### Written instruction
Quote the records below in full, exactly as given, with the images taken out.

## start Data records

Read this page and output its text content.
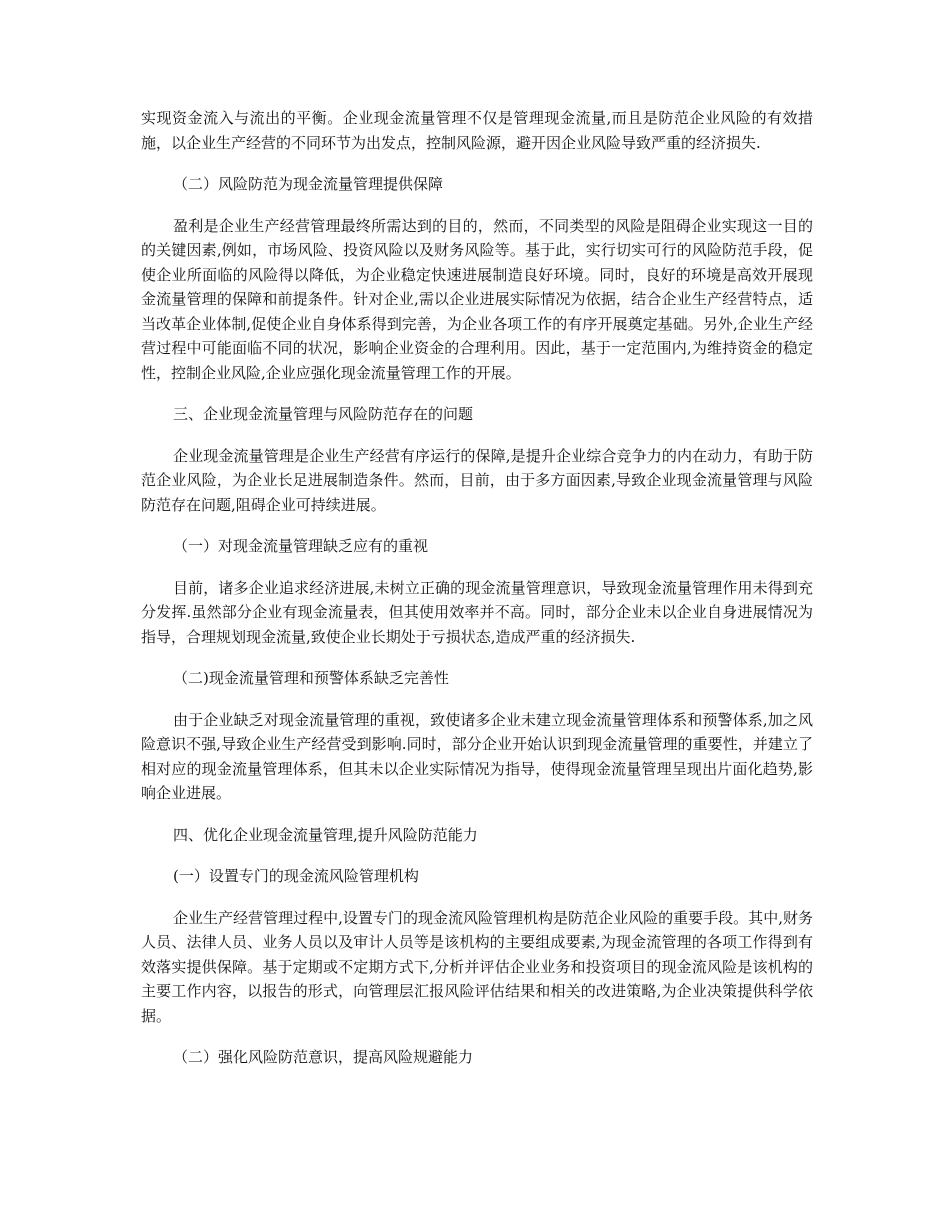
实现资金流入与流出的平衡。企业现金流量管理不仅是管理现金流量,而且是防范企业风险的有效措施，以企业生产经营的不同环节为出发点，控制风险源，避开因企业风险导致严重的经济损失.

（二）风险防范为现金流量管理提供保障

盈利是企业生产经营管理最终所需达到的目的，然而，不同类型的风险是阻碍企业实现这一目的的关键因素,例如，市场风险、投资风险以及财务风险等。基于此，实行切实可行的风险防范手段，促使企业所面临的风险得以降低，为企业稳定快速进展制造良好环境。同时，良好的环境是高效开展现金流量管理的保障和前提条件。针对企业,需以企业进展实际情况为依据，结合企业生产经营特点，适当改革企业体制,促使企业自身体系得到完善，为企业各项工作的有序开展奠定基础。另外,企业生产经营过程中可能面临不同的状况，影响企业资金的合理利用。因此，基于一定范围内,为维持资金的稳定性，控制企业风险,企业应强化现金流量管理工作的开展。

三、企业现金流量管理与风险防范存在的问题

企业现金流量管理是企业生产经营有序运行的保障,是提升企业综合竞争力的内在动力，有助于防范企业风险，为企业长足进展制造条件。然而，目前，由于多方面因素,导致企业现金流量管理与风险防范存在问题,阻碍企业可持续进展。

（一）对现金流量管理缺乏应有的重视

目前，诸多企业追求经济进展,未树立正确的现金流量管理意识，导致现金流量管理作用未得到充分发挥.虽然部分企业有现金流量表，但其使用效率并不高。同时，部分企业未以企业自身进展情况为指导，合理规划现金流量,致使企业长期处于亏损状态,造成严重的经济损失.

（二)现金流量管理和预警体系缺乏完善性

由于企业缺乏对现金流量管理的重视，致使诸多企业未建立现金流量管理体系和预警体系,加之风险意识不强,导致企业生产经营受到影响.同时，部分企业开始认识到现金流量管理的重要性，并建立了相对应的现金流量管理体系，但其未以企业实际情况为指导，使得现金流量管理呈现出片面化趋势,影响企业进展。

四、优化企业现金流量管理,提升风险防范能力

(一）设置专门的现金流风险管理机构

企业生产经营管理过程中,设置专门的现金流风险管理机构是防范企业风险的重要手段。其中,财务人员、法律人员、业务人员以及审计人员等是该机构的主要组成要素,为现金流管理的各项工作得到有效落实提供保障。基于定期或不定期方式下,分析并评估企业业务和投资项目的现金流风险是该机构的主要工作内容，以报告的形式，向管理层汇报风险评估结果和相关的改进策略,为企业决策提供科学依据。

（二）强化风险防范意识，提高风险规避能力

## end Data records

### Full response
Read this page and output its text content.
实现资金流入与流出的平衡。企业现金流量管理不仅是管理现金流量,而且是防范企业风险的有效措施，以企业生产经营的不同环节为出发点，控制风险源，避开因企业风险导致严重的经济损失.

（二）风险防范为现金流量管理提供保障

盈利是企业生产经营管理最终所需达到的目的，然而，不同类型的风险是阻碍企业实现这一目的的关键因素,例如，市场风险、投资风险以及财务风险等。基于此，实行切实可行的风险防范手段，促使企业所面临的风险得以降低，为企业稳定快速进展制造良好环境。同时，良好的环境是高效开展现金流量管理的保障和前提条件。针对企业,需以企业进展实际情况为依据，结合企业生产经营特点，适当改革企业体制,促使企业自身体系得到完善，为企业各项工作的有序开展奠定基础。另外,企业生产经营过程中可能面临不同的状况，影响企业资金的合理利用。因此，基于一定范围内,为维持资金的稳定性，控制企业风险,企业应强化现金流量管理工作的开展。

三、企业现金流量管理与风险防范存在的问题

企业现金流量管理是企业生产经营有序运行的保障,是提升企业综合竞争力的内在动力，有助于防范企业风险，为企业长足进展制造条件。然而，目前，由于多方面因素,导致企业现金流量管理与风险防范存在问题,阻碍企业可持续进展。

（一）对现金流量管理缺乏应有的重视

目前，诸多企业追求经济进展,未树立正确的现金流量管理意识，导致现金流量管理作用未得到充分发挥.虽然部分企业有现金流量表，但其使用效率并不高。同时，部分企业未以企业自身进展情况为指导，合理规划现金流量,致使企业长期处于亏损状态,造成严重的经济损失.

（二)现金流量管理和预警体系缺乏完善性

由于企业缺乏对现金流量管理的重视，致使诸多企业未建立现金流量管理体系和预警体系,加之风险意识不强,导致企业生产经营受到影响.同时，部分企业开始认识到现金流量管理的重要性，并建立了相对应的现金流量管理体系，但其未以企业实际情况为指导，使得现金流量管理呈现出片面化趋势,影响企业进展。

四、优化企业现金流量管理,提升风险防范能力

(一）设置专门的现金流风险管理机构

企业生产经营管理过程中,设置专门的现金流风险管理机构是防范企业风险的重要手段。其中,财务人员、法律人员、业务人员以及审计人员等是该机构的主要组成要素,为现金流管理的各项工作得到有效落实提供保障。基于定期或不定期方式下,分析并评估企业业务和投资项目的现金流风险是该机构的主要工作内容，以报告的形式，向管理层汇报风险评估结果和相关的改进策略,为企业决策提供科学依据。

（二）强化风险防范意识，提高风险规避能力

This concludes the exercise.